>> BEGIN SUPPLIED DATA

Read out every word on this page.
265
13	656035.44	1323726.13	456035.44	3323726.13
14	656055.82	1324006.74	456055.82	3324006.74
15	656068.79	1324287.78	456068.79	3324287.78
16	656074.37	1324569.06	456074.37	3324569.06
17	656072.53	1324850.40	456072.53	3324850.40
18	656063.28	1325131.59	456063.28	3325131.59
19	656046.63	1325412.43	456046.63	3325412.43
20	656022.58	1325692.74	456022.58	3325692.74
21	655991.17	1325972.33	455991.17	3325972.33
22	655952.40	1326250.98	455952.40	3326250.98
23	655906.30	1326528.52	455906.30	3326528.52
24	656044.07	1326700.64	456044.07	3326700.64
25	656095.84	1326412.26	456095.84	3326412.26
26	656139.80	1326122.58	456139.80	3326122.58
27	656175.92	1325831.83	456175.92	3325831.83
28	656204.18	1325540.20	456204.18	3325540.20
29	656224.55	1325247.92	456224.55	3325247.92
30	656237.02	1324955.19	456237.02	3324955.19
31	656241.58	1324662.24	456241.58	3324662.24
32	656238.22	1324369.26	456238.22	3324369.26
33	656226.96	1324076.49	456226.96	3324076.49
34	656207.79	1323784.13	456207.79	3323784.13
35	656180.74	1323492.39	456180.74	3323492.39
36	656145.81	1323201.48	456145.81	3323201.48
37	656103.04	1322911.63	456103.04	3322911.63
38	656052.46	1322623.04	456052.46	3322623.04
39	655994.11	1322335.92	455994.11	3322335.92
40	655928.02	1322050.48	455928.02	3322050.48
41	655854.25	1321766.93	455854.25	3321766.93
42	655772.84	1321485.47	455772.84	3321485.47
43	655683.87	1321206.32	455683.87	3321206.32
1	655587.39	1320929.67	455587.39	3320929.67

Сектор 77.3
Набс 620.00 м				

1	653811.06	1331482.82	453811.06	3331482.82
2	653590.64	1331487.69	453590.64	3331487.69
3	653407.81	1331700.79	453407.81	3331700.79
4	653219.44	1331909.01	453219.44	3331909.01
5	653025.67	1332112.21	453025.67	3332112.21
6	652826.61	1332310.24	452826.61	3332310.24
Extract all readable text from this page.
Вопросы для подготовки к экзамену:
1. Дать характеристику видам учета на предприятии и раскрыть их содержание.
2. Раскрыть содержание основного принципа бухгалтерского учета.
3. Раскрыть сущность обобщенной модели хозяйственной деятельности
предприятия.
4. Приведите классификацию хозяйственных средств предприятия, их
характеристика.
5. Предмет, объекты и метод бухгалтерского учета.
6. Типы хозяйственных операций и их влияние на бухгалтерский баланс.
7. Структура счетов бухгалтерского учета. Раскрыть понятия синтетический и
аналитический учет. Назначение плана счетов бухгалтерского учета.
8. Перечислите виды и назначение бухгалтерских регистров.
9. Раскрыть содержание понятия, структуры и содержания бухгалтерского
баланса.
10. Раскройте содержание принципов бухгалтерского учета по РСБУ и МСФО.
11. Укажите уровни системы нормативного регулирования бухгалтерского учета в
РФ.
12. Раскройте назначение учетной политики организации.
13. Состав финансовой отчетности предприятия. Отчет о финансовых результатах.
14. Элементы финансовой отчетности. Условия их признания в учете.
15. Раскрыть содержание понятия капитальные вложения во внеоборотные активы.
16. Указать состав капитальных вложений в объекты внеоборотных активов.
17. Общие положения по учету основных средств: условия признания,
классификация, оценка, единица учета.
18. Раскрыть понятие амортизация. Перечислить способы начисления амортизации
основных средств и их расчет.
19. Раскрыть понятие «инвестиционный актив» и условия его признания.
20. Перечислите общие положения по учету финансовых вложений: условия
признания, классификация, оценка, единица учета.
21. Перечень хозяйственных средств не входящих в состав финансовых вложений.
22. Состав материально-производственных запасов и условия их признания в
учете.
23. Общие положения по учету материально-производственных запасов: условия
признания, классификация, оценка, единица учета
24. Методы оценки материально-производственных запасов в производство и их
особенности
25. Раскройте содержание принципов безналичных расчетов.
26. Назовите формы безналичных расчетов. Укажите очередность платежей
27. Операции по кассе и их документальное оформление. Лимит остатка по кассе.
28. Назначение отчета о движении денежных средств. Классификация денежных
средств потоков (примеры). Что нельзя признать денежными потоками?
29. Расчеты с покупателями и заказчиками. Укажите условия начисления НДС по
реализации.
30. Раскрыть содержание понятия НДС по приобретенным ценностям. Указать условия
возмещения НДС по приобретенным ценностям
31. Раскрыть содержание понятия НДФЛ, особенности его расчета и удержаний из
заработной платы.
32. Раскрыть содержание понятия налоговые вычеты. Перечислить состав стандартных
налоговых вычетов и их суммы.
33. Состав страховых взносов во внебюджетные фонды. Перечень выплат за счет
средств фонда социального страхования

>> END SUPPLIED DATA

[REQUEST] Which lines hold the word "понятие"? Copy all of them.

[ANSWER FOR THIS EXERCISE]
18. Раскрыть понятие амортизация. Перечислить способы начисления амортизации
19. Раскрыть понятие «инвестиционный актив» и условия его признания.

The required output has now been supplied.